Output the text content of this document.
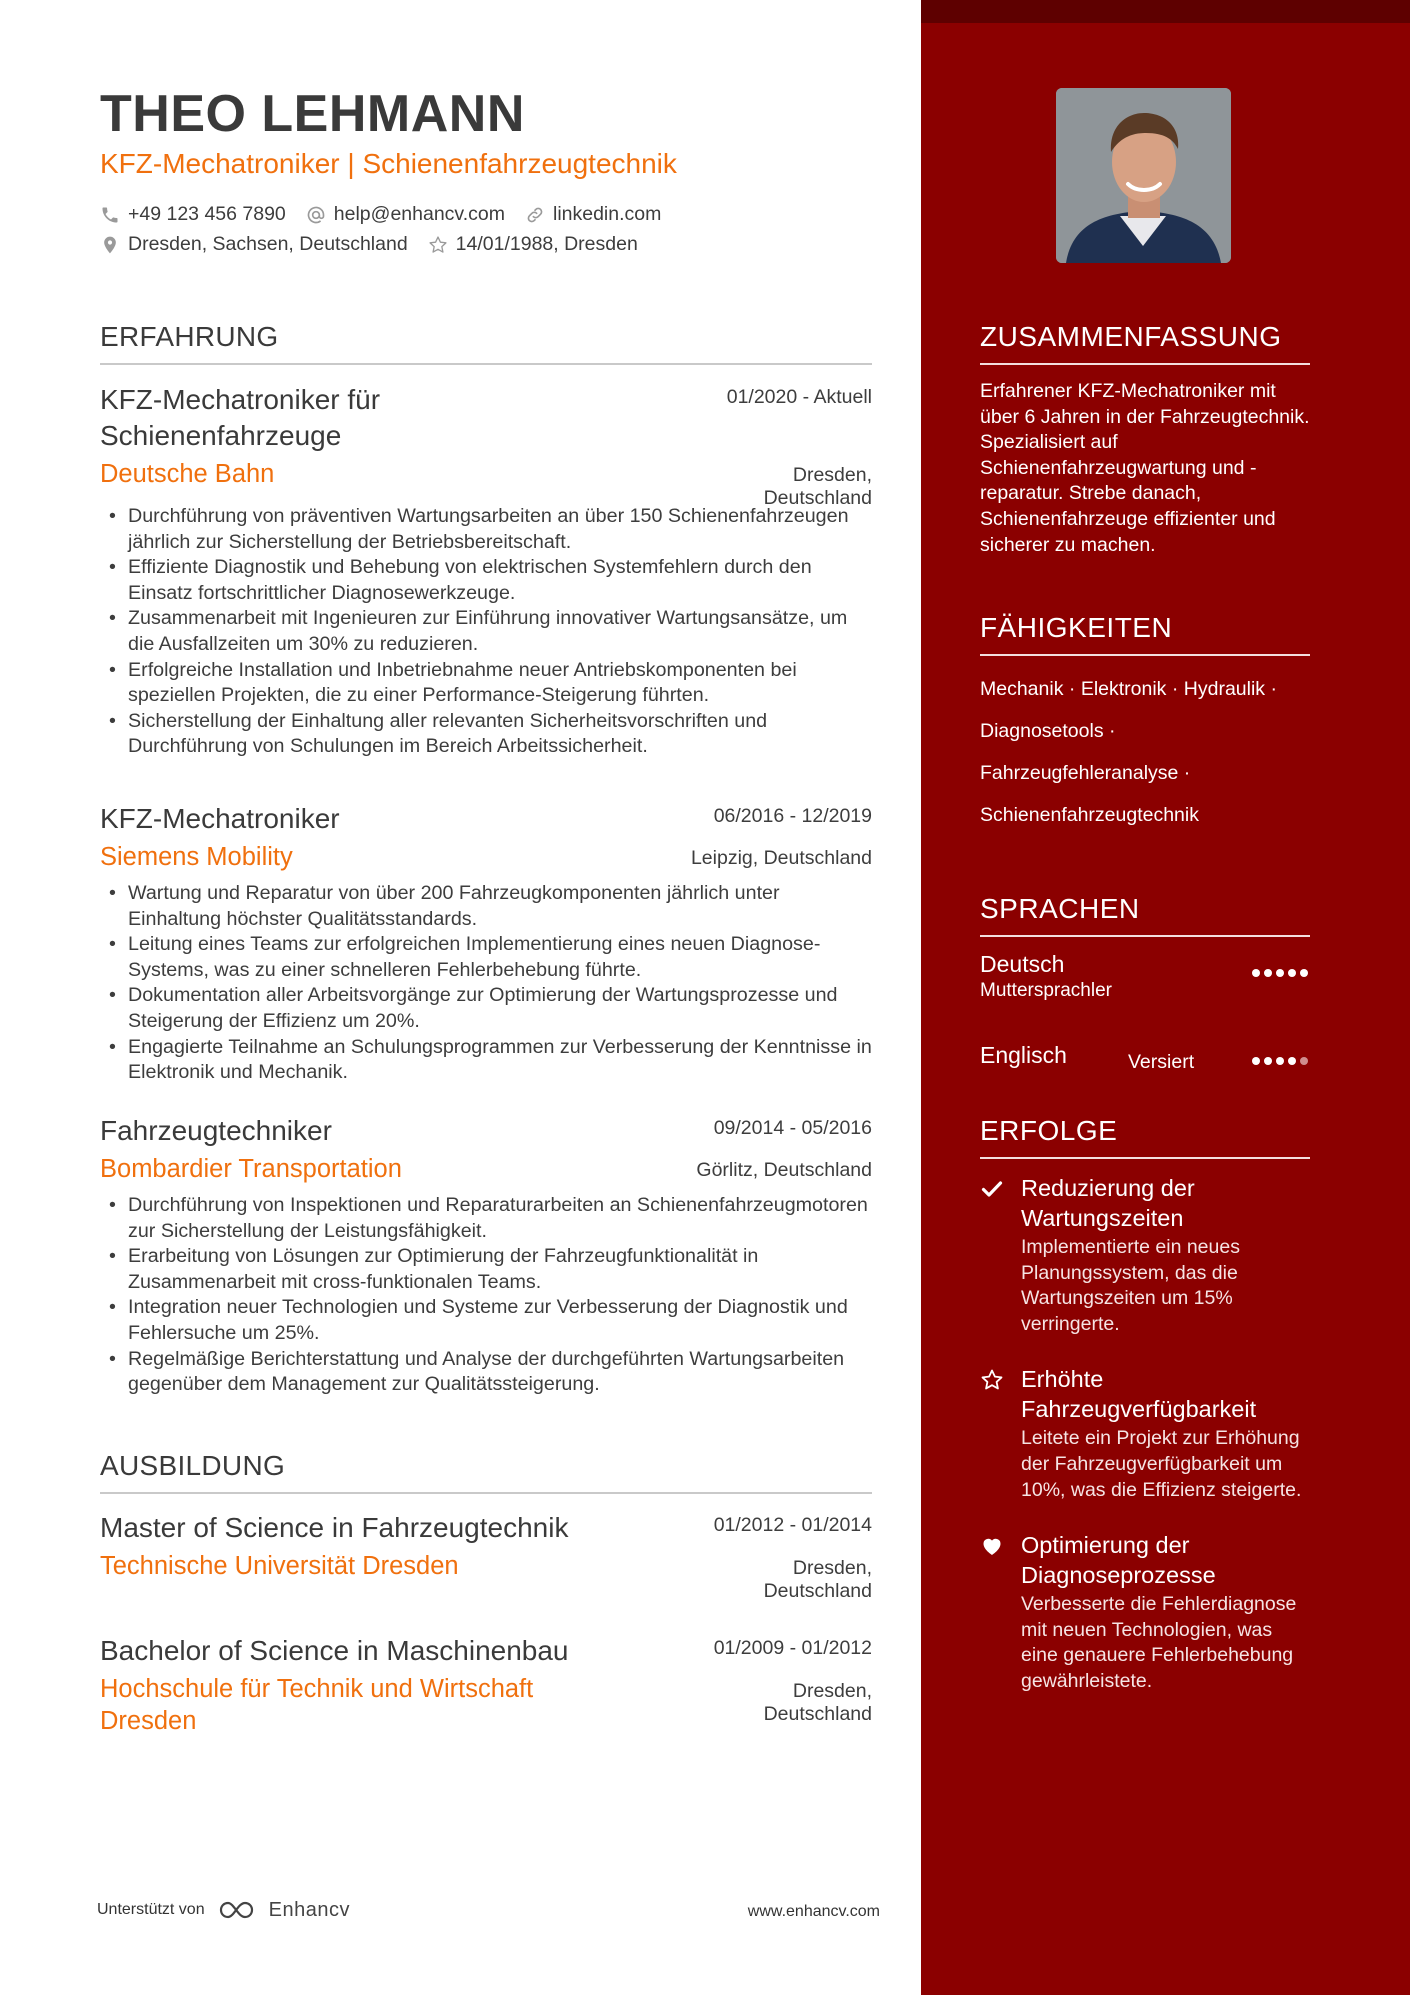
THEO LEHMANN
KFZ-Mechatroniker | Schienenfahrzeugtechnik
+49 123 456 7890 help@enhancv.com linkedin.com
Dresden, Sachsen, Deutschland 14/01/1988, Dresden
ERFAHRUNG
KFZ-Mechatroniker für Schienenfahrzeuge
01/2020 - Aktuell
Deutsche Bahn	Dresden, Deutschland
• Durchführung von präventiven Wartungsarbeiten an über 150 Schienenfahrzeugen jährlich zur Sicherstellung der Betriebsbereitschaft.
• Effiziente Diagnostik und Behebung von elektrischen Systemfehlern durch den Einsatz fortschrittlicher Diagnosewerkzeuge.
• Zusammenarbeit mit Ingenieuren zur Einführung innovativer Wartungsansätze, um die Ausfallzeiten um 30% zu reduzieren.
• Erfolgreiche Installation und Inbetriebnahme neuer Antriebskomponenten bei speziellen Projekten, die zu einer Performance-Steigerung führten.
• Sicherstellung der Einhaltung aller relevanten Sicherheitsvorschriften und Durchführung von Schulungen im Bereich Arbeitssicherheit.
KFZ-Mechatroniker	06/2016 - 12/2019
Siemens Mobility	Leipzig, Deutschland
• Wartung und Reparatur von über 200 Fahrzeugkomponenten jährlich unter Einhaltung höchster Qualitätsstandards.
• Leitung eines Teams zur erfolgreichen Implementierung eines neuen Diagnose-Systems, was zu einer schnelleren Fehlerbehebung führte.
• Dokumentation aller Arbeitsvorgänge zur Optimierung der Wartungsprozesse und Steigerung der Effizienz um 20%.
• Engagierte Teilnahme an Schulungsprogrammen zur Verbesserung der Kenntnisse in Elektronik und Mechanik.
Fahrzeugtechniker	09/2014 - 05/2016
Bombardier Transportation	Görlitz, Deutschland
• Durchführung von Inspektionen und Reparaturarbeiten an Schienenfahrzeugmotoren zur Sicherstellung der Leistungsfähigkeit.
• Erarbeitung von Lösungen zur Optimierung der Fahrzeugfunktionalität in Zusammenarbeit mit cross-funktionalen Teams.
• Integration neuer Technologien und Systeme zur Verbesserung der Diagnostik und Fehlersuche um 25%.
• Regelmäßige Berichterstattung und Analyse der durchgeführten Wartungsarbeiten gegenüber dem Management zur Qualitätssteigerung.
AUSBILDUNG
Master of Science in Fahrzeugtechnik	01/2012 - 01/2014
Technische Universität Dresden	Dresden, Deutschland
Bachelor of Science in Maschinenbau	01/2009 - 01/2012
Hochschule für Technik und Wirtschaft Dresden
Dresden, Deutschland
Unterstützt von	Enhancv	www.enhancv.com
ZUSAMMENFASSUNG
Erfahrener KFZ-Mechatroniker mit über 6 Jahren in der Fahrzeugtechnik. Spezialisiert auf Schienenfahrzeugwartung und -reparatur. Strebe danach, Schienenfahrzeuge effizienter und sicherer zu machen.
FÄHIGKEITEN
Mechanik · Elektronik · Hydraulik ·
Diagnosetools ·
Fahrzeugfehleranalyse ·
Schienenfahrzeugtechnik
SPRACHEN
Deutsch
Muttersprachler
Englisch	Versiert
ERFOLGE
Reduzierung der Wartungszeiten
Implementierte ein neues Planungssystem, das die Wartungszeiten um 15% verringerte.
Erhöhte Fahrzeugverfügbarkeit
Leitete ein Projekt zur Erhöhung der Fahrzeugverfügbarkeit um 10%, was die Effizienz steigerte.
Optimierung der Diagnoseprozesse
Verbesserte die Fehlerdiagnose mit neuen Technologien, was eine genauere Fehlerbehebung gewährleistete.
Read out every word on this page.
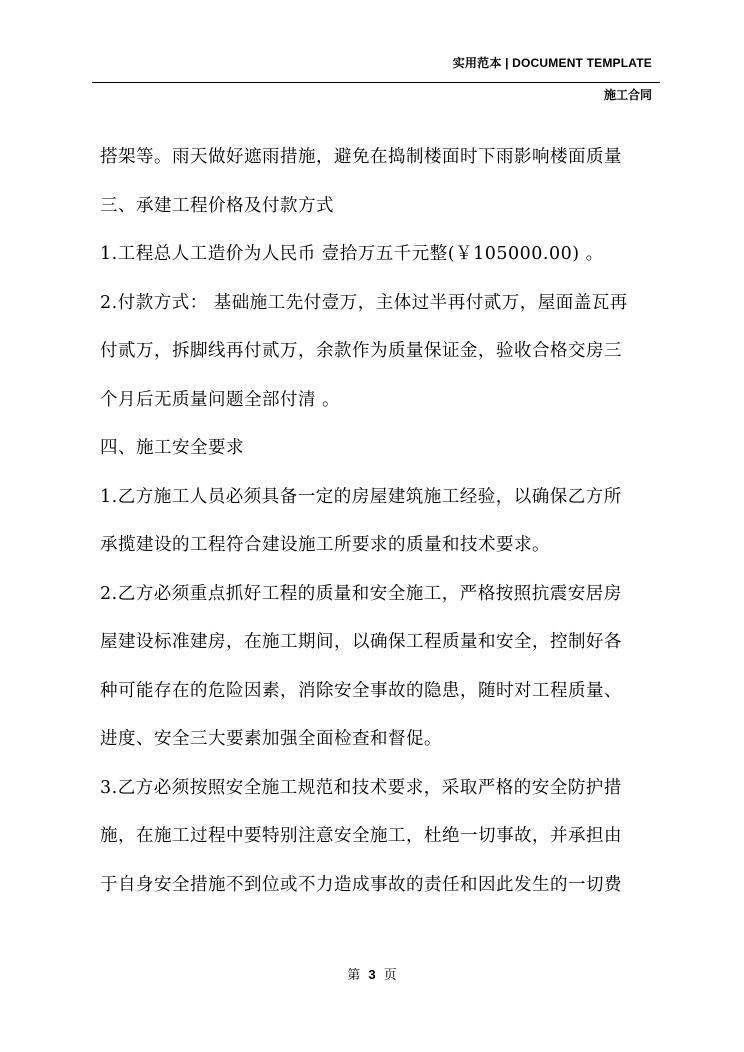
实用范本 | DOCUMENT TEMPLATE
施工合同
搭架等。雨天做好遮雨措施，避免在捣制楼面时下雨影响楼面质量
三、承建工程价格及付款方式
1.工程总人工造价为人民币 壹拾万五千元整(￥105000.00) 。
2.付款方式： 基础施工先付壹万，主体过半再付贰万，屋面盖瓦再
付贰万，拆脚线再付贰万，余款作为质量保证金，验收合格交房三
个月后无质量问题全部付清 。
四、施工安全要求
1.乙方施工人员必须具备一定的房屋建筑施工经验，以确保乙方所
承揽建设的工程符合建设施工所要求的质量和技术要求。
2.乙方必须重点抓好工程的质量和安全施工，严格按照抗震安居房
屋建设标准建房，在施工期间，以确保工程质量和安全，控制好各
种可能存在的危险因素，消除安全事故的隐患，随时对工程质量、
进度、安全三大要素加强全面检查和督促。
3.乙方必须按照安全施工规范和技术要求，采取严格的安全防护措
施，在施工过程中要特别注意安全施工，杜绝一切事故，并承担由
于自身安全措施不到位或不力造成事故的责任和因此发生的一切费
第 3 页
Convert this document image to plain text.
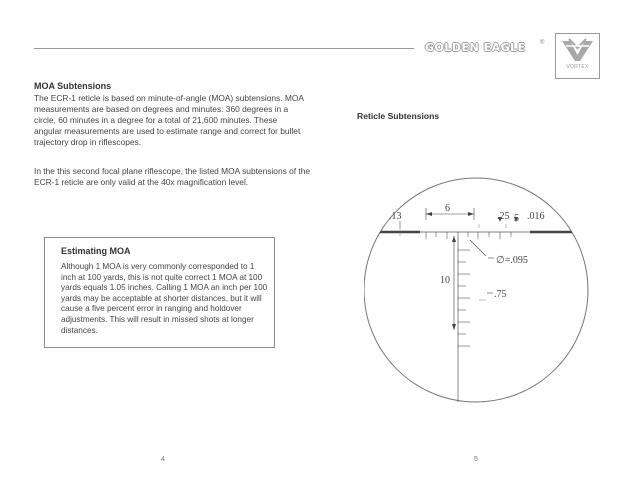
GOLDEN EAGLE ®
VORTEX
MOA Subtensions

The ECR-1 reticle is based on minute-of-angle (MOA) subtensions. MOA measurements are based on degrees and minutes: 360 degrees in a circle, 60 minutes in a degree for a total of 21,600 minutes. These angular measurements are used to estimate range and correct for bullet trajectory drop in riflescopes.

In the this second focal plane riflescope, the listed MOA subtensions of the ECR-1 reticle are only valid at the 40x magnification level.

Estimating MOA

Although 1 MOA is very commonly corresponded to 1 inch at 100 yards, this is not quite correct 1 MOA at 100 yards equals 1.05 inches. Calling 1 MOA an inch per 100 yards may be acceptable at shorter distances, but it will cause a five percent error in ranging and holdover adjustments. This will result in missed shots at longer distances.

Reticle Subtensions
.13
6
.25 5 .016
∅=.095
10
.75
4	5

* * * * *

— REQUIREMENT —
Omit all pictures while transcribing the entries verbatim.

— SOLUTION TO THIS TASK —
Output the text content of this document.
THEO LEHMANN
KFZ-Mechatroniker | Schienenfahrzeugtechnik
+49 123 456 7890 help@enhancv.com linkedin.com
Dresden, Sachsen, Deutschland 14/01/1988, Dresden
ERFAHRUNG
KFZ-Mechatroniker für Schienenfahrzeuge
01/2020 - Aktuell
Deutsche Bahn	Dresden, Deutschland
• Durchführung von präventiven Wartungsarbeiten an über 150 Schienenfahrzeugen jährlich zur Sicherstellung der Betriebsbereitschaft.
• Effiziente Diagnostik und Behebung von elektrischen Systemfehlern durch den Einsatz fortschrittlicher Diagnosewerkzeuge.
• Zusammenarbeit mit Ingenieuren zur Einführung innovativer Wartungsansätze, um die Ausfallzeiten um 30% zu reduzieren.
• Erfolgreiche Installation und Inbetriebnahme neuer Antriebskomponenten bei speziellen Projekten, die zu einer Performance-Steigerung führten.
• Sicherstellung der Einhaltung aller relevanten Sicherheitsvorschriften und Durchführung von Schulungen im Bereich Arbeitssicherheit.
KFZ-Mechatroniker	06/2016 - 12/2019
Siemens Mobility	Leipzig, Deutschland
• Wartung und Reparatur von über 200 Fahrzeugkomponenten jährlich unter Einhaltung höchster Qualitätsstandards.
• Leitung eines Teams zur erfolgreichen Implementierung eines neuen Diagnose-Systems, was zu einer schnelleren Fehlerbehebung führte.
• Dokumentation aller Arbeitsvorgänge zur Optimierung der Wartungsprozesse und Steigerung der Effizienz um 20%.
• Engagierte Teilnahme an Schulungsprogrammen zur Verbesserung der Kenntnisse in Elektronik und Mechanik.
Fahrzeugtechniker	09/2014 - 05/2016
Bombardier Transportation	Görlitz, Deutschland
• Durchführung von Inspektionen und Reparaturarbeiten an Schienenfahrzeugmotoren zur Sicherstellung der Leistungsfähigkeit.
• Erarbeitung von Lösungen zur Optimierung der Fahrzeugfunktionalität in Zusammenarbeit mit cross-funktionalen Teams.
• Integration neuer Technologien und Systeme zur Verbesserung der Diagnostik und Fehlersuche um 25%.
• Regelmäßige Berichterstattung und Analyse der durchgeführten Wartungsarbeiten gegenüber dem Management zur Qualitätssteigerung.
AUSBILDUNG
Master of Science in Fahrzeugtechnik	01/2012 - 01/2014
Technische Universität Dresden	Dresden, Deutschland
Bachelor of Science in Maschinenbau	01/2009 - 01/2012
Hochschule für Technik und Wirtschaft Dresden
Dresden, Deutschland
Unterstützt von	Enhancv	www.enhancv.com
ZUSAMMENFASSUNG
Erfahrener KFZ-Mechatroniker mit über 6 Jahren in der Fahrzeugtechnik. Spezialisiert auf Schienenfahrzeugwartung und -reparatur. Strebe danach, Schienenfahrzeuge effizienter und sicherer zu machen.
FÄHIGKEITEN
Mechanik · Elektronik · Hydraulik ·
Diagnosetools ·
Fahrzeugfehleranalyse ·
Schienenfahrzeugtechnik
SPRACHEN
Deutsch
Muttersprachler
Englisch	Versiert
ERFOLGE
Reduzierung der Wartungszeiten
Implementierte ein neues Planungssystem, das die Wartungszeiten um 15% verringerte.
Erhöhte Fahrzeugverfügbarkeit
Leitete ein Projekt zur Erhöhung der Fahrzeugverfügbarkeit um 10%, was die Effizienz steigerte.
Optimierung der Diagnoseprozesse
Verbesserte die Fehlerdiagnose mit neuen Technologien, was eine genauere Fehlerbehebung gewährleistete.
Read out every word on this page.
实用范本 | DOCUMENT TEMPLATE
施工合同
搭架等。雨天做好遮雨措施，避免在捣制楼面时下雨影响楼面质量
三、承建工程价格及付款方式
1.工程总人工造价为人民币 壹拾万五千元整(￥105000.00) 。
2.付款方式： 基础施工先付壹万，主体过半再付贰万，屋面盖瓦再
付贰万，拆脚线再付贰万，余款作为质量保证金，验收合格交房三
个月后无质量问题全部付清 。
四、施工安全要求
1.乙方施工人员必须具备一定的房屋建筑施工经验，以确保乙方所
承揽建设的工程符合建设施工所要求的质量和技术要求。
2.乙方必须重点抓好工程的质量和安全施工，严格按照抗震安居房
屋建设标准建房，在施工期间，以确保工程质量和安全，控制好各
种可能存在的危险因素，消除安全事故的隐患，随时对工程质量、
进度、安全三大要素加强全面检查和督促。
3.乙方必须按照安全施工规范和技术要求，采取严格的安全防护措
施，在施工过程中要特别注意安全施工，杜绝一切事故，并承担由
于自身安全措施不到位或不力造成事故的责任和因此发生的一切费
第 3 页
Convert this document image to plain text.
GOLDEN EAGLE ®
VORTEX
MOA Subtensions

The ECR-1 reticle is based on minute-of-angle (MOA) subtensions. MOA measurements are based on degrees and minutes: 360 degrees in a circle, 60 minutes in a degree for a total of 21,600 minutes. These angular measurements are used to estimate range and correct for bullet trajectory drop in riflescopes.

In the this second focal plane riflescope, the listed MOA subtensions of the ECR-1 reticle are only valid at the 40x magnification level.

Estimating MOA

Although 1 MOA is very commonly corresponded to 1 inch at 100 yards, this is not quite correct 1 MOA at 100 yards equals 1.05 inches. Calling 1 MOA an inch per 100 yards may be acceptable at shorter distances, but it will cause a five percent error in ranging and holdover adjustments. This will result in missed shots at longer distances.

Reticle Subtensions
.13
6
.25 5 .016
∅=.095
10
.75
4	5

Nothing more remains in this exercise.